All of the data must be printed exactly; please include every line.

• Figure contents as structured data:
>> START

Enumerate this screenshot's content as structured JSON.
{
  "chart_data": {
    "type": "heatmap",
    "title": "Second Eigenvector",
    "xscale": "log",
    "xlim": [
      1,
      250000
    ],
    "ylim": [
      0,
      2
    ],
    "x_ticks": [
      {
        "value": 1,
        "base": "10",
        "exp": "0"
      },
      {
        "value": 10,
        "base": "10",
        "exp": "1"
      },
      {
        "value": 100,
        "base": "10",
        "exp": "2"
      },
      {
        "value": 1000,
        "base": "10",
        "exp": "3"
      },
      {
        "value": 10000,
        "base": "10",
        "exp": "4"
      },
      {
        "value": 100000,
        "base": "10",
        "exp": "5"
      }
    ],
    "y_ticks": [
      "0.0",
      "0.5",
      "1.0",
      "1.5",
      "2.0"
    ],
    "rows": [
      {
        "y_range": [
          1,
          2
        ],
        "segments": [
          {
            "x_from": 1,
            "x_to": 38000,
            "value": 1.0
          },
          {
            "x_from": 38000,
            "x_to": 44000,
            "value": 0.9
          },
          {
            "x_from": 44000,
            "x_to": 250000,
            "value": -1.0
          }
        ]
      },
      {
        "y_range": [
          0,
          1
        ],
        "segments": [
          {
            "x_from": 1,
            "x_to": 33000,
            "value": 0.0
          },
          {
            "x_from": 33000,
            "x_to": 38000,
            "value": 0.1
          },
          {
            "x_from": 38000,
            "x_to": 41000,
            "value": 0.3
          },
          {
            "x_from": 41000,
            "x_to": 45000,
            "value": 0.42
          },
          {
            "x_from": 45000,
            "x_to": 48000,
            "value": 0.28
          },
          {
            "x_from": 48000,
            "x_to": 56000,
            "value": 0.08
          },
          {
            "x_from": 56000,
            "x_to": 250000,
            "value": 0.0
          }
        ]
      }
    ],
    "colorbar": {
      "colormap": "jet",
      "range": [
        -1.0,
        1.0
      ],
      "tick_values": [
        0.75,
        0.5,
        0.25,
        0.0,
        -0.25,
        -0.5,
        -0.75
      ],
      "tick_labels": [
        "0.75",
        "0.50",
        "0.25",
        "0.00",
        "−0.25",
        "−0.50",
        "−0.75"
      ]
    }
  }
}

>> END

• Result:
Enumerate this screenshot's content as structured JSON.
{
  "chart_data": {
    "type": "heatmap",
    "title": "Second Eigenvector",
    "xscale": "log",
    "xlim": [
      1,
      250000
    ],
    "ylim": [
      0,
      2
    ],
    "x_ticks": [
      {
        "value": 1,
        "base": "10",
        "exp": "0"
      },
      {
        "value": 10,
        "base": "10",
        "exp": "1"
      },
      {
        "value": 100,
        "base": "10",
        "exp": "2"
      },
      {
        "value": 1000,
        "base": "10",
        "exp": "3"
      },
      {
        "value": 10000,
        "base": "10",
        "exp": "4"
      },
      {
        "value": 100000,
        "base": "10",
        "exp": "5"
      }
    ],
    "y_ticks": [
      "0.0",
      "0.5",
      "1.0",
      "1.5",
      "2.0"
    ],
    "rows": [
      {
        "y_range": [
          1,
          2
        ],
        "segments": [
          {
            "x_from": 1,
            "x_to": 38000,
            "value": 1.0
          },
          {
            "x_from": 38000,
            "x_to": 44000,
            "value": 0.9
          },
          {
            "x_from": 44000,
            "x_to": 250000,
            "value": -1.0
          }
        ]
      },
      {
        "y_range": [
          0,
          1
        ],
        "segments": [
          {
            "x_from": 1,
            "x_to": 33000,
            "value": 0.0
          },
          {
            "x_from": 33000,
            "x_to": 38000,
            "value": 0.1
          },
          {
            "x_from": 38000,
            "x_to": 41000,
            "value": 0.3
          },
          {
            "x_from": 41000,
            "x_to": 45000,
            "value": 0.42
          },
          {
            "x_from": 45000,
            "x_to": 48000,
            "value": 0.28
          },
          {
            "x_from": 48000,
            "x_to": 56000,
            "value": 0.08
          },
          {
            "x_from": 56000,
            "x_to": 250000,
            "value": 0.0
          }
        ]
      }
    ],
    "colorbar": {
      "colormap": "jet",
      "range": [
        -1.0,
        1.0
      ],
      "tick_values": [
        0.75,
        0.5,
        0.25,
        0.0,
        -0.25,
        -0.5,
        -0.75
      ],
      "tick_labels": [
        "0.75",
        "0.50",
        "0.25",
        "0.00",
        "−0.25",
        "−0.50",
        "−0.75"
      ]
    }
  }
}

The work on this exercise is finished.